=== Task objective ===
Write each line out again exactly as written.

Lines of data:
** START **

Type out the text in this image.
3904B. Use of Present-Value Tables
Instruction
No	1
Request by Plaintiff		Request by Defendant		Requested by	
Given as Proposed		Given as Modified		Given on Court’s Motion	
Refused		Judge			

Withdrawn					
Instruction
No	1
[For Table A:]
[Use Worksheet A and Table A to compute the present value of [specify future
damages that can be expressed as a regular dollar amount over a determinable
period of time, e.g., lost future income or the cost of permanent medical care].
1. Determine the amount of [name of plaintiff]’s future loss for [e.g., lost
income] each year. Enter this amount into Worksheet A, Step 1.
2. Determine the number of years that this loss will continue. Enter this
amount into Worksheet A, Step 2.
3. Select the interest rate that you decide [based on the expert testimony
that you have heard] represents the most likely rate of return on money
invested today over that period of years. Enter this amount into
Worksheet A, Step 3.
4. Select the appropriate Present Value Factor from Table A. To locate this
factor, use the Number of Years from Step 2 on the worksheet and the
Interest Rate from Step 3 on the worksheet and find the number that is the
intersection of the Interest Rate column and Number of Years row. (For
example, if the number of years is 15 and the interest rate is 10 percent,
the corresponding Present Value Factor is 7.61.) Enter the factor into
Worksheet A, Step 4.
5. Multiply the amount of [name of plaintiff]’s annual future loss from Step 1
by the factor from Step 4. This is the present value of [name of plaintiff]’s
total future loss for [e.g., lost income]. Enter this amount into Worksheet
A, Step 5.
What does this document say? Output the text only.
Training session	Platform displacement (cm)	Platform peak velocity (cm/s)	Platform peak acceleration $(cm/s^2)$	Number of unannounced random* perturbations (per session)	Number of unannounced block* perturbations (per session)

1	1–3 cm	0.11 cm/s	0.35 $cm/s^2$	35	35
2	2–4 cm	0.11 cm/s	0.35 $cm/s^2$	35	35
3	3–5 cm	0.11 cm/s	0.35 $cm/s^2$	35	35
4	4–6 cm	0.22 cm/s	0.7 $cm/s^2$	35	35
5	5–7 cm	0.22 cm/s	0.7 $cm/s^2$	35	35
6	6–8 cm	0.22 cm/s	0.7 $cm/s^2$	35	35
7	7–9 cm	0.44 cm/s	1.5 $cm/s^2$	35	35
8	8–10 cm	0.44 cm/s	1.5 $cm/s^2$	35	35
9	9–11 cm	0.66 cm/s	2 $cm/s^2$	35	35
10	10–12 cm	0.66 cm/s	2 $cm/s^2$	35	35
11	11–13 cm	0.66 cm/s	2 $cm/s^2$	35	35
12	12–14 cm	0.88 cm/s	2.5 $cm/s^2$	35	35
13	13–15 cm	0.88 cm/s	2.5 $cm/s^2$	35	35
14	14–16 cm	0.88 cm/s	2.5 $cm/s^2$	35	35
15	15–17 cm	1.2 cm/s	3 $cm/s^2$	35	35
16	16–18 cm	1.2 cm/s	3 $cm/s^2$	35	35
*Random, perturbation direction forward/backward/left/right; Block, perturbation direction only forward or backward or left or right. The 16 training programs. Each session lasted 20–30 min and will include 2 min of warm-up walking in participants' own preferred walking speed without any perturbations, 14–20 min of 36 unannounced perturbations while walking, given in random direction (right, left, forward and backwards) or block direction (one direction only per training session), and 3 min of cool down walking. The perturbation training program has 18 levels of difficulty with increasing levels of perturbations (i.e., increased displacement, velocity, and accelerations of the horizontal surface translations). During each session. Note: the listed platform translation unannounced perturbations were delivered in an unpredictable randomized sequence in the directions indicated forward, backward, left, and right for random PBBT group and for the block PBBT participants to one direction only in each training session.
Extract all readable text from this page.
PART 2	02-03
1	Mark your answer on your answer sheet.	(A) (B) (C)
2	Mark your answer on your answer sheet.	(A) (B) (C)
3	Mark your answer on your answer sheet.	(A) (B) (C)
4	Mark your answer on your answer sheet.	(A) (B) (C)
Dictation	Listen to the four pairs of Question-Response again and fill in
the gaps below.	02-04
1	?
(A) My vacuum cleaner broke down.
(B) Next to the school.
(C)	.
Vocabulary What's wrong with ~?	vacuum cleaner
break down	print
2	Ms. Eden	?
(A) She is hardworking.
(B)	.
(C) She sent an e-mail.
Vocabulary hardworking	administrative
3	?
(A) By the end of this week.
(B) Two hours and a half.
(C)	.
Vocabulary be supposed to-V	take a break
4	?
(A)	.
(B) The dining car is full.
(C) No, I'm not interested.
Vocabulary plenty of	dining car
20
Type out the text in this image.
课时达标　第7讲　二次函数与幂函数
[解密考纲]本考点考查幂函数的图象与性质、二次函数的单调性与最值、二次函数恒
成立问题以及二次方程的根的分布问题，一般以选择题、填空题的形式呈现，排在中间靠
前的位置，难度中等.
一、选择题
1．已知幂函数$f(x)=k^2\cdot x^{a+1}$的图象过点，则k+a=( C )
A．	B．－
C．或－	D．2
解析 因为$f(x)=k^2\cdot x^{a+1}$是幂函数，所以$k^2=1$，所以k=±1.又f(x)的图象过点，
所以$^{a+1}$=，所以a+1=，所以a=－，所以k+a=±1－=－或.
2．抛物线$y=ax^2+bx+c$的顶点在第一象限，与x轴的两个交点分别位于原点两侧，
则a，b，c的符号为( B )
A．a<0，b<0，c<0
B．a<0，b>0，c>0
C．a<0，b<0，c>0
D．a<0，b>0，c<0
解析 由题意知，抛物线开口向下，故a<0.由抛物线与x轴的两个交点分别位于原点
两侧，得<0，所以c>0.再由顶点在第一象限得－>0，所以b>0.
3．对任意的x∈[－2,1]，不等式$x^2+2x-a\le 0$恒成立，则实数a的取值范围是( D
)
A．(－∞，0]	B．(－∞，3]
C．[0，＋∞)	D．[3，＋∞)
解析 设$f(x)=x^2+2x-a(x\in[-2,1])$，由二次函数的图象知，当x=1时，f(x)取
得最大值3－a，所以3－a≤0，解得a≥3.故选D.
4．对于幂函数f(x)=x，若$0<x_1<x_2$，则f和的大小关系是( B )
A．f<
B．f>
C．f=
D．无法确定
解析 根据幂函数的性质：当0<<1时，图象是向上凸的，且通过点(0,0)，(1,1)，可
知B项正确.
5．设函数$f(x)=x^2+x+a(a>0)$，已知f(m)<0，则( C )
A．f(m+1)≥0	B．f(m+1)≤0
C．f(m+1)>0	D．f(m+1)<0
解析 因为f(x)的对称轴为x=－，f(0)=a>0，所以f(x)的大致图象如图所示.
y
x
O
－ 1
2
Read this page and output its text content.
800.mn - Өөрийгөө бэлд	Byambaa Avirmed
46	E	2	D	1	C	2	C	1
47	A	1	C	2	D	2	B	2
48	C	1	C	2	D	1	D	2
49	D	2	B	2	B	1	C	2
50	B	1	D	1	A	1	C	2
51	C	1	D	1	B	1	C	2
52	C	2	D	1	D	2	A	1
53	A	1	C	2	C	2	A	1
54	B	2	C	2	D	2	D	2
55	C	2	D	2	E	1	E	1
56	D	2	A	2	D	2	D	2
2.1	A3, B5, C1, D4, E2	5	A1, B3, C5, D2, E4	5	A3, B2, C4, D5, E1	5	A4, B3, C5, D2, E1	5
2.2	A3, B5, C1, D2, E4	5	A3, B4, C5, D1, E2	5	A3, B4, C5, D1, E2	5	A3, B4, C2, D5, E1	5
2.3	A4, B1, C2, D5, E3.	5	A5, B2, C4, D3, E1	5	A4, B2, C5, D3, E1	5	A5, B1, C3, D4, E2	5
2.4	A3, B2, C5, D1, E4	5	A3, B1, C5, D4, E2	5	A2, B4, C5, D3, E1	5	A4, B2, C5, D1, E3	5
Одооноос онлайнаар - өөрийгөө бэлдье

** END **

=== Result ===
Type out the text in this image.
3904B. Use of Present-Value Tables
Instruction
No	1
Request by Plaintiff		Request by Defendant		Requested by	
Given as Proposed		Given as Modified		Given on Court’s Motion	
Refused		Judge			

Withdrawn					
Instruction
No	1
[For Table A:]
[Use Worksheet A and Table A to compute the present value of [specify future
damages that can be expressed as a regular dollar amount over a determinable
period of time, e.g., lost future income or the cost of permanent medical care].
1. Determine the amount of [name of plaintiff]’s future loss for [e.g., lost
income] each year. Enter this amount into Worksheet A, Step 1.
2. Determine the number of years that this loss will continue. Enter this
amount into Worksheet A, Step 2.
3. Select the interest rate that you decide [based on the expert testimony
that you have heard] represents the most likely rate of return on money
invested today over that period of years. Enter this amount into
Worksheet A, Step 3.
4. Select the appropriate Present Value Factor from Table A. To locate this
factor, use the Number of Years from Step 2 on the worksheet and the
Interest Rate from Step 3 on the worksheet and find the number that is the
intersection of the Interest Rate column and Number of Years row. (For
example, if the number of years is 15 and the interest rate is 10 percent,
the corresponding Present Value Factor is 7.61.) Enter the factor into
Worksheet A, Step 4.
5. Multiply the amount of [name of plaintiff]’s annual future loss from Step 1
by the factor from Step 4. This is the present value of [name of plaintiff]’s
total future loss for [e.g., lost income]. Enter this amount into Worksheet
A, Step 5.
What does this document say? Output the text only.
Training session	Platform displacement (cm)	Platform peak velocity (cm/s)	Platform peak acceleration $(cm/s^2)$	Number of unannounced random* perturbations (per session)	Number of unannounced block* perturbations (per session)

1	1–3 cm	0.11 cm/s	0.35 $cm/s^2$	35	35
2	2–4 cm	0.11 cm/s	0.35 $cm/s^2$	35	35
3	3–5 cm	0.11 cm/s	0.35 $cm/s^2$	35	35
4	4–6 cm	0.22 cm/s	0.7 $cm/s^2$	35	35
5	5–7 cm	0.22 cm/s	0.7 $cm/s^2$	35	35
6	6–8 cm	0.22 cm/s	0.7 $cm/s^2$	35	35
7	7–9 cm	0.44 cm/s	1.5 $cm/s^2$	35	35
8	8–10 cm	0.44 cm/s	1.5 $cm/s^2$	35	35
9	9–11 cm	0.66 cm/s	2 $cm/s^2$	35	35
10	10–12 cm	0.66 cm/s	2 $cm/s^2$	35	35
11	11–13 cm	0.66 cm/s	2 $cm/s^2$	35	35
12	12–14 cm	0.88 cm/s	2.5 $cm/s^2$	35	35
13	13–15 cm	0.88 cm/s	2.5 $cm/s^2$	35	35
14	14–16 cm	0.88 cm/s	2.5 $cm/s^2$	35	35
15	15–17 cm	1.2 cm/s	3 $cm/s^2$	35	35
16	16–18 cm	1.2 cm/s	3 $cm/s^2$	35	35
*Random, perturbation direction forward/backward/left/right; Block, perturbation direction only forward or backward or left or right. The 16 training programs. Each session lasted 20–30 min and will include 2 min of warm-up walking in participants' own preferred walking speed without any perturbations, 14–20 min of 36 unannounced perturbations while walking, given in random direction (right, left, forward and backwards) or block direction (one direction only per training session), and 3 min of cool down walking. The perturbation training program has 18 levels of difficulty with increasing levels of perturbations (i.e., increased displacement, velocity, and accelerations of the horizontal surface translations). During each session. Note: the listed platform translation unannounced perturbations were delivered in an unpredictable randomized sequence in the directions indicated forward, backward, left, and right for random PBBT group and for the block PBBT participants to one direction only in each training session.
Extract all readable text from this page.
PART 2	02-03
1	Mark your answer on your answer sheet.	(A) (B) (C)
2	Mark your answer on your answer sheet.	(A) (B) (C)
3	Mark your answer on your answer sheet.	(A) (B) (C)
4	Mark your answer on your answer sheet.	(A) (B) (C)
Dictation	Listen to the four pairs of Question-Response again and fill in
the gaps below.	02-04
1	?
(A) My vacuum cleaner broke down.
(B) Next to the school.
(C)	.
Vocabulary What's wrong with ~?	vacuum cleaner
break down	print
2	Ms. Eden	?
(A) She is hardworking.
(B)	.
(C) She sent an e-mail.
Vocabulary hardworking	administrative
3	?
(A) By the end of this week.
(B) Two hours and a half.
(C)	.
Vocabulary be supposed to-V	take a break
4	?
(A)	.
(B) The dining car is full.
(C) No, I'm not interested.
Vocabulary plenty of	dining car
20
Type out the text in this image.
课时达标　第7讲　二次函数与幂函数
[解密考纲]本考点考查幂函数的图象与性质、二次函数的单调性与最值、二次函数恒
成立问题以及二次方程的根的分布问题，一般以选择题、填空题的形式呈现，排在中间靠
前的位置，难度中等.
一、选择题
1．已知幂函数$f(x)=k^2\cdot x^{a+1}$的图象过点，则k+a=( C )
A．	B．－
C．或－	D．2
解析 因为$f(x)=k^2\cdot x^{a+1}$是幂函数，所以$k^2=1$，所以k=±1.又f(x)的图象过点，
所以$^{a+1}$=，所以a+1=，所以a=－，所以k+a=±1－=－或.
2．抛物线$y=ax^2+bx+c$的顶点在第一象限，与x轴的两个交点分别位于原点两侧，
则a，b，c的符号为( B )
A．a<0，b<0，c<0
B．a<0，b>0，c>0
C．a<0，b<0，c>0
D．a<0，b>0，c<0
解析 由题意知，抛物线开口向下，故a<0.由抛物线与x轴的两个交点分别位于原点
两侧，得<0，所以c>0.再由顶点在第一象限得－>0，所以b>0.
3．对任意的x∈[－2,1]，不等式$x^2+2x-a\le 0$恒成立，则实数a的取值范围是( D
)
A．(－∞，0]	B．(－∞，3]
C．[0，＋∞)	D．[3，＋∞)
解析 设$f(x)=x^2+2x-a(x\in[-2,1])$，由二次函数的图象知，当x=1时，f(x)取
得最大值3－a，所以3－a≤0，解得a≥3.故选D.
4．对于幂函数f(x)=x，若$0<x_1<x_2$，则f和的大小关系是( B )
A．f<
B．f>
C．f=
D．无法确定
解析 根据幂函数的性质：当0<<1时，图象是向上凸的，且通过点(0,0)，(1,1)，可
知B项正确.
5．设函数$f(x)=x^2+x+a(a>0)$，已知f(m)<0，则( C )
A．f(m+1)≥0	B．f(m+1)≤0
C．f(m+1)>0	D．f(m+1)<0
解析 因为f(x)的对称轴为x=－，f(0)=a>0，所以f(x)的大致图象如图所示.
y
x
O
－ 1
2
Read this page and output its text content.
800.mn - Өөрийгөө бэлд	Byambaa Avirmed
46	E	2	D	1	C	2	C	1
47	A	1	C	2	D	2	B	2
48	C	1	C	2	D	1	D	2
49	D	2	B	2	B	1	C	2
50	B	1	D	1	A	1	C	2
51	C	1	D	1	B	1	C	2
52	C	2	D	1	D	2	A	1
53	A	1	C	2	C	2	A	1
54	B	2	C	2	D	2	D	2
55	C	2	D	2	E	1	E	1
56	D	2	A	2	D	2	D	2
2.1	A3, B5, C1, D4, E2	5	A1, B3, C5, D2, E4	5	A3, B2, C4, D5, E1	5	A4, B3, C5, D2, E1	5
2.2	A3, B5, C1, D2, E4	5	A3, B4, C5, D1, E2	5	A3, B4, C5, D1, E2	5	A3, B4, C2, D5, E1	5
2.3	A4, B1, C2, D5, E3.	5	A5, B2, C4, D3, E1	5	A4, B2, C5, D3, E1	5	A5, B1, C3, D4, E2	5
2.4	A3, B2, C5, D1, E4	5	A3, B1, C5, D4, E2	5	A2, B4, C5, D3, E1	5	A4, B2, C5, D1, E3	5
Одооноос онлайнаар - өөрийгөө бэлдье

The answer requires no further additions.